Sabina Spada è nata a Busto Arsizio, in provincia di Varese, nel 1970. Laureata in Filosofia alla Statale di Milano e diplomata a Londra in danza contemporanea, è giornalista professionista. Esperta di arte contemporanea, ne ha scritto su Tema Celeste, Viaggiesapori, V&S, Espansione, L’Unione Sarda, Casaviva, La Cucina Italiana, Rolling Stone, Schoner Wohnen. In questo periodo lavora nella redazione del settimanale Intimità e collabora con il mensile Arte.
Photo credit: Michele Bella
Nel suo romanzo d’esordio La casa trasparente (Cairo Editore, 2013) l’autrice descrive come la vita possa cambiare all’improvviso. C’è un prima e un dopo nell’esistenza di Ilaria il cui spartiacque è rappresentato da un mercoledì di giugno, uguale a tanti altri. Ma non sarà così.
“Sono le sette. Le ultime parole che Paolo abbia pronunciato. Le più banali, quelle che Ilaria ricorderà per sempre”.
Sabina Spada si rivela brava cronista dalla penna delicata nel raccontare come un progetto di vita a tre di una famiglia felice possa nel giro di un istante naufragare per sempre.
“Ilaria ha perso il marito, Chiara il padre. Consolazioni non ce ne sono”.
- “È una casa così trasparente l’assenza che senza vita io ti vedrò vivere e se soffri, amore mio, morirò nuovamente”. Sabina, per quale motivo ha scelto come esergo del romanzo un verso tratto da un sonetto di Pablo Neruda?
Il romanzo racconta la storia di Ilaria, una giovane donna che si trova ad affrontare una perdita gravissima: una mattina qualsiasi, suo marito, giovane e sano, che le dorme accanto, muore improvvisamente. Le parole di Neruda alludono all’assenza, che lui descrive ricorrendo alla metafora di una casa trasparente. Nel sonetto che ho scelto come esergo e che dà il titolo al libro, il poeta immagina che chi è morto inviti la sua amata a continuare a vivere senza soffrire:
“Non voglio che vacillino il tuo riso né i tuoi passi, non voglio che muoia la mia eredità di gioia”.
È un’esortazione a non lasciarsi andare, ad accettare l’assenza, con la consapevolezza che chi non c’è più non smetterà di guardare l’amata attraverso le pareti trasparenti.
- Ha paragonato il dolore a “un campo minato”. Desidera chiarire la Sua riflessione?

→ MATERIALE FORNITO
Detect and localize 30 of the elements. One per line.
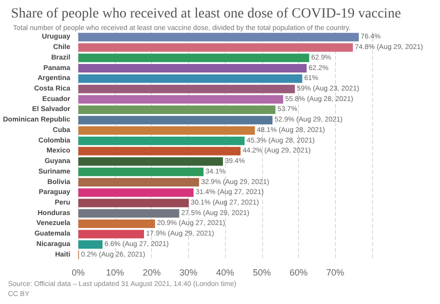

→ CONSEGNA
Per favore, prosegui l'intervista a Sabina Spada a partire dal punto in cui si interrompe. Il materiale fornito non serve per svolgere il lavoro.

→ RISPOSTA
Dopo la morte del marito, Ilaria si ritrova sola nella casa che è stata la loro, quella dove hanno vissuto la loro vita insieme. Gli oggetti che erano del marito, utilizzati da lui fino al giorno prima, appaiono immediatamente assurdi nella loro improvvisa inutilità. Allo stesso tempo, conservano ancora i segni della sua vita, trattengono persino la forma, gli odori del marito. Questa consapevolezza fa sì che Ilaria li viva come se fossero esplosivi, pronti a riaprire in lei baratri di sofferenza. L’intero percorso per affrontare il dolore è minato da situazioni, incontri, oggetti che impediscono anche i più piccoli passi avanti della protagonista.
- “Alla morte non c’è soluzione, indietro non si torna, è la fine di ogni possibilità. Non c’è più niente nella sua vita che possa rimanere uguale a prima. Lei è già un’altra donna, la sua esistenza tutta da ricostruire”. In questa frase traspare un forte senso di ineluttabilità ma anche una nota di necessaria speranza. Ce ne vuole parlare?
Più che di speranza, si tratta di una necessità: se Ilaria non vuole farsi schiacciare dal peso di quello che è successo, è obbligata a ricostruirsi un’esistenza. Il che non significa che debba mettere da parte la morte del marito e rimuovere la sofferenza, ma piuttosto che deve ripartire da lì per un tentativo di nuova serenità.
Desidera approfondire il pensiero di un personaggio che dice “la morte non esiste, perché non è che un passaggio, un cambiamento di stato. La morte esiste soltanto per i vivi, che ne percepiscono la portata traumatica, dolorosa, inspiegabile”?
Il personaggio che si fa portatore di queste riflessioni ha vissuto un’esperienza di pre-morte e cioè ha potuto osservare tutte le esperienze della sua vita da un punto di vista extra-corporeo. Per questo ritiene che la morte sia soltanto il passaggio in un’altra dimensione. Ovviamente non è un’ipotesi verificabile, ma per Ilaria, che ha bisogno di trovare un senso e di convincersi che non tutto è finito, quel pensiero è di grande valore consolatorio.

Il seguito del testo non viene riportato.